Output each entry that follows exactly. Images stay out.

────────────────────

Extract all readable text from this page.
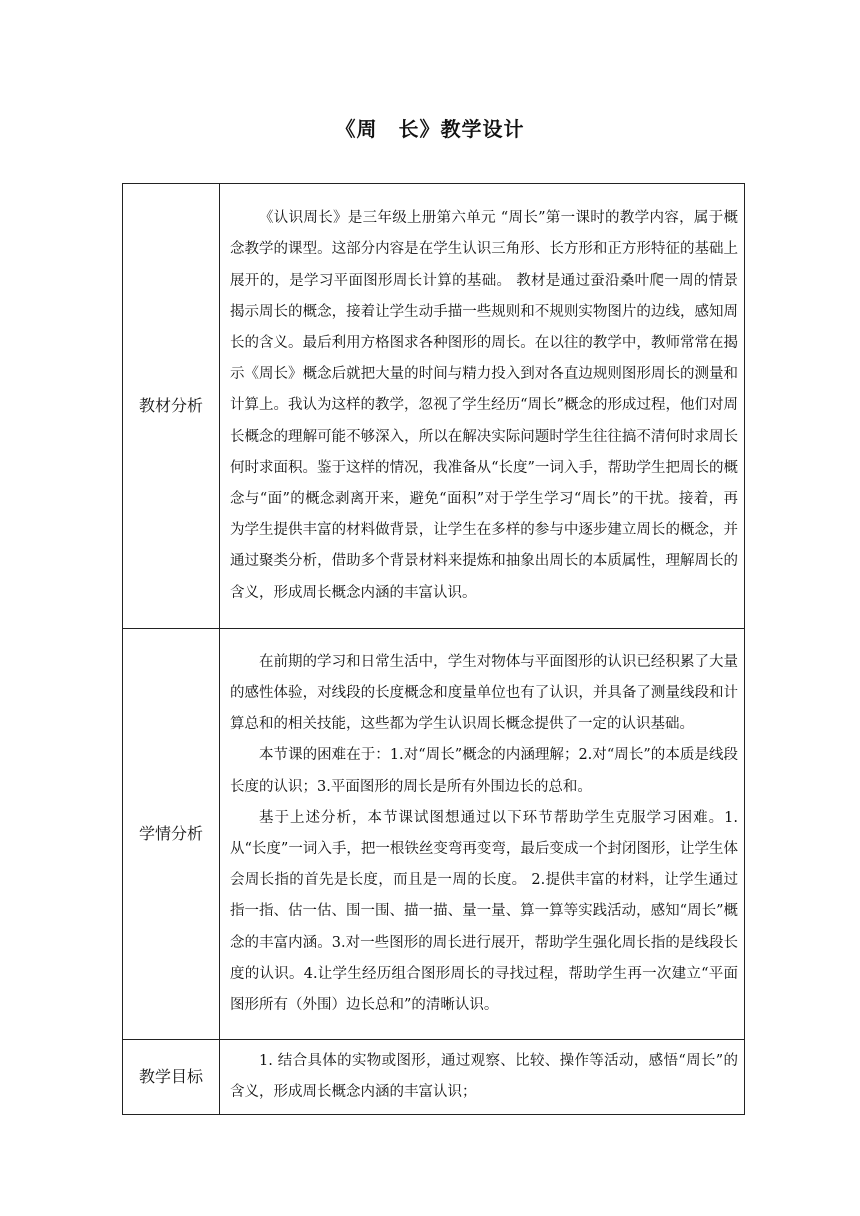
《周　长》教学设计
教材分析	《认识周长》是三年级上册第六单元 “周长”第一课时的教学内容，属于概念教学的课型。这部分内容是在学生认识三角形、长方形和正方形特征的基础上展开的，是学习平面图形周长计算的基础。 教材是通过蚕沿桑叶爬一周的情景揭示周长的概念，接着让学生动手描一些规则和不规则实物图片的边线，感知周长的含义。最后利用方格图求各种图形的周长。在以往的教学中，教师常常在揭示《周长》概念后就把大量的时间与精力投入到对各直边规则图形周长的测量和计算上。我认为这样的教学，忽视了学生经历“周长”概念的形成过程，他们对周长概念的理解可能不够深入，所以在解决实际问题时学生往往搞不清何时求周长何时求面积。鉴于这样的情况，我准备从“长度”一词入手，帮助学生把周长的概念与“面”的概念剥离开来，避免“面积”对于学生学习“周长”的干扰。接着，再为学生提供丰富的材料做背景，让学生在多样的参与中逐步建立周长的概念，并通过聚类分析，借助多个背景材料来提炼和抽象出周长的本质属性，理解周长的含义，形成周长概念内涵的丰富认识。

学情分析	在前期的学习和日常生活中，学生对物体与平面图形的认识已经积累了大量的感性体验，对线段的长度概念和度量单位也有了认识，并具备了测量线段和计算总和的相关技能，这些都为学生认识周长概念提供了一定的认识基础。

本节课的困难在于：1.对“周长”概念的内涵理解；2.对“周长”的本质是线段长度的认识；3.平面图形的周长是所有外围边长的总和。

基于上述分析，本节课试图想通过以下环节帮助学生克服学习困难。1.从“长度”一词入手，把一根铁丝变弯再变弯，最后变成一个封闭图形，让学生体会周长指的首先是长度，而且是一周的长度。 2.提供丰富的材料，让学生通过指一指、估一估、围一围、描一描、量一量、算一算等实践活动，感知“周长”概念的丰富内涵。3.对一些图形的周长进行展开，帮助学生强化周长指的是线段长度的认识。4.让学生经历组合图形周长的寻找过程，帮助学生再一次建立“平面图形所有（外围）边长总和”的清晰认识。

教学目标	1. 结合具体的实物或图形，通过观察、比较、操作等活动，感悟“周长”的含义，形成周长概念内涵的丰富认识；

────────────────────

- **Solved problem**
Extract all readable text from this page.
《周　长》教学设计
教材分析	《认识周长》是三年级上册第六单元 “周长”第一课时的教学内容，属于概念教学的课型。这部分内容是在学生认识三角形、长方形和正方形特征的基础上展开的，是学习平面图形周长计算的基础。 教材是通过蚕沿桑叶爬一周的情景揭示周长的概念，接着让学生动手描一些规则和不规则实物图片的边线，感知周长的含义。最后利用方格图求各种图形的周长。在以往的教学中，教师常常在揭示《周长》概念后就把大量的时间与精力投入到对各直边规则图形周长的测量和计算上。我认为这样的教学，忽视了学生经历“周长”概念的形成过程，他们对周长概念的理解可能不够深入，所以在解决实际问题时学生往往搞不清何时求周长何时求面积。鉴于这样的情况，我准备从“长度”一词入手，帮助学生把周长的概念与“面”的概念剥离开来，避免“面积”对于学生学习“周长”的干扰。接着，再为学生提供丰富的材料做背景，让学生在多样的参与中逐步建立周长的概念，并通过聚类分析，借助多个背景材料来提炼和抽象出周长的本质属性，理解周长的含义，形成周长概念内涵的丰富认识。

学情分析	在前期的学习和日常生活中，学生对物体与平面图形的认识已经积累了大量的感性体验，对线段的长度概念和度量单位也有了认识，并具备了测量线段和计算总和的相关技能，这些都为学生认识周长概念提供了一定的认识基础。

本节课的困难在于：1.对“周长”概念的内涵理解；2.对“周长”的本质是线段长度的认识；3.平面图形的周长是所有外围边长的总和。

基于上述分析，本节课试图想通过以下环节帮助学生克服学习困难。1.从“长度”一词入手，把一根铁丝变弯再变弯，最后变成一个封闭图形，让学生体会周长指的首先是长度，而且是一周的长度。 2.提供丰富的材料，让学生通过指一指、估一估、围一围、描一描、量一量、算一算等实践活动，感知“周长”概念的丰富内涵。3.对一些图形的周长进行展开，帮助学生强化周长指的是线段长度的认识。4.让学生经历组合图形周长的寻找过程，帮助学生再一次建立“平面图形所有（外围）边长总和”的清晰认识。

教学目标	1. 结合具体的实物或图形，通过观察、比较、操作等活动，感悟“周长”的含义，形成周长概念内涵的丰富认识；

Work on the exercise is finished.